* _Source document_:
^^^^
Jenn Ashworth explains how a stolen laptop and curious neighbours led to her funny, unsettling debut novel

In the early summer of 2004 I was pregnant, living in a shared house near Cowley Road in Oxford, and drifting through my first year post-university. I was also writing a novel about a woman who built a hot-air balloon in her garden shed. Dilapidated is too strong a word to describe that house, but not by much: when the burglars I’m going to tell you about kicked through a window, half of the rotten frame came away with the glass.

The balloon novel and the disk I’d saved it on were stolen, along with a second-hand laptop. Ninety thousand words in, and nothing else to do but start again. A short story, I thought, looking over the garden fence at people sitting in the beer garden of the pub next door, maybe something about the neighbours. A tea party? A woman who doesn’t quite understand what his next-door neighbour means when he says, ‘some other time’.
^^^^
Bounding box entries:
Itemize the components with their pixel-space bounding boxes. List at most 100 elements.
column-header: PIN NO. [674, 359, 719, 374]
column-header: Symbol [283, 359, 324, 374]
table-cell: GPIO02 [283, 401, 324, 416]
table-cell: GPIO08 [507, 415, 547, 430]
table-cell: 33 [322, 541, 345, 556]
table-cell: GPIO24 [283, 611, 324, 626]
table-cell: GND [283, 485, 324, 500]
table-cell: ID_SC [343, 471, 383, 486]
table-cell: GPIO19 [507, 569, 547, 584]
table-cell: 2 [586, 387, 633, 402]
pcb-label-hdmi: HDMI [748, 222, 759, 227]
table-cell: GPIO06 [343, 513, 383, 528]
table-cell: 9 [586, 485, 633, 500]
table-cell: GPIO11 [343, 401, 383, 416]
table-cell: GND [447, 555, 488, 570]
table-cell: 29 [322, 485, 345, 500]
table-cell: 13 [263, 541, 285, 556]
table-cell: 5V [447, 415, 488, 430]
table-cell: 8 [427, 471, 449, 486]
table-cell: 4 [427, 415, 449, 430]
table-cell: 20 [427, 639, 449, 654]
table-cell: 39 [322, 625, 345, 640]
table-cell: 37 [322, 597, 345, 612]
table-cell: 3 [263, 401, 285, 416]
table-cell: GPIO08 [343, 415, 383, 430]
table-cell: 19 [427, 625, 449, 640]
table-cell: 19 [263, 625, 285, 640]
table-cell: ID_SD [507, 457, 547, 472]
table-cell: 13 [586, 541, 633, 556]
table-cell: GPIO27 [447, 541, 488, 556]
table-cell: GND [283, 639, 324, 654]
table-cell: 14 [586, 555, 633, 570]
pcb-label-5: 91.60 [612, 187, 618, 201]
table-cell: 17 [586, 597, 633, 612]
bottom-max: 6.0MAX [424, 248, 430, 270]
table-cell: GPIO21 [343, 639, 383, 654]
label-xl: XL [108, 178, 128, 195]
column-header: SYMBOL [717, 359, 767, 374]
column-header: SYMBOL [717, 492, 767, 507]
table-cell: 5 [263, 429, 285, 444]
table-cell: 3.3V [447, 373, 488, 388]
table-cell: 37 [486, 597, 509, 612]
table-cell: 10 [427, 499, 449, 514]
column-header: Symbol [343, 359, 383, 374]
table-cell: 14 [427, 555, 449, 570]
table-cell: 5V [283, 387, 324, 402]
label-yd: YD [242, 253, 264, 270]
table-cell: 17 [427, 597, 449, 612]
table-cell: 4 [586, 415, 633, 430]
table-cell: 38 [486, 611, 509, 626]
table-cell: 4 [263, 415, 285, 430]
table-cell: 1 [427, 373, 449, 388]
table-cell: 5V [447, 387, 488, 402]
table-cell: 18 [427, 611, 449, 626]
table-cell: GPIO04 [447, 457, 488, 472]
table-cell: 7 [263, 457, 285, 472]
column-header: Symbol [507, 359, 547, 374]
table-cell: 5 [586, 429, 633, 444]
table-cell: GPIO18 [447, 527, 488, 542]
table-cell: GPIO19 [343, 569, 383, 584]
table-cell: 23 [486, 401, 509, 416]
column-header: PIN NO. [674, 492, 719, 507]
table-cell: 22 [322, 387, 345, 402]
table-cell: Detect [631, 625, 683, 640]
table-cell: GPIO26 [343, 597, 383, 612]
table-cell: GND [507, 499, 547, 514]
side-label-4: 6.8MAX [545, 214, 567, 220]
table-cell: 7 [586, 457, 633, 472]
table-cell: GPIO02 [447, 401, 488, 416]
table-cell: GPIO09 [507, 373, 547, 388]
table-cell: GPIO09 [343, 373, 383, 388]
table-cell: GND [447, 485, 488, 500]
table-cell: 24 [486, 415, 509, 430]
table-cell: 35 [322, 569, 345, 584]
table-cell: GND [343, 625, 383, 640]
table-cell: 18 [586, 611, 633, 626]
^^^^
* _Objectives_:
(1) Please say whether each statement agrees with the account of the stolen laptop, answering yes or no and quoting the deciding words: (a) In the early summer of 2004 the writer lived in a shared house near Cowley Road in Oxford. (b) The stolen novel was about a woman building a boat. (c) The burglars got in through the front door.
(2) Carry on the account of the stolen laptop from its last sentence.

* _Task answers_:
(1)
(a) Yes: "living in a shared house near Cowley Road in Oxford"
(b) No: "a woman who built a hot-air balloon in her garden shed"
(c) No: "kicked through a window"

(2)
I look back, as Annie looks back, and it’s very easy to force a novel’s logic onto that time in my life. I was lonely because I’d just moved away from a city that felt like the first place I’d belonged. The neighbours, drinking, laughing, playing Aunt Sally, were much more interesting than anything happening inside the house and I spent a long time in an upstairs room, watching them. On the bus to my job at the Bodleian Library I saw the same woman every day, always reading a romance novel. I was studying at night school to be a counsellor. I volunteered nightshifts as a telephone listener. My mind was full of the language of self-help, of unreliability, of the lies we tell ourselves when we’re trying to feel better, keep going and fit in.

    But these are ingredients. They aren’t causes. They could be knitted up into a story, but really, I am not sure where the idea came from. When I’d finished writing, my daughter was a year old, I was living in a different city and it was time to take a master’s degree and find my way through the editing process. I had a voice, a character, and an ending. One year later and I had a novel. Annie’s voice – strange, trembling, insistent – had finished telling her story. A story about how moving away from an old self is not as easy as moving away from an old house, about trying to make friends, getting mixed up, and ultimately, failing to start again.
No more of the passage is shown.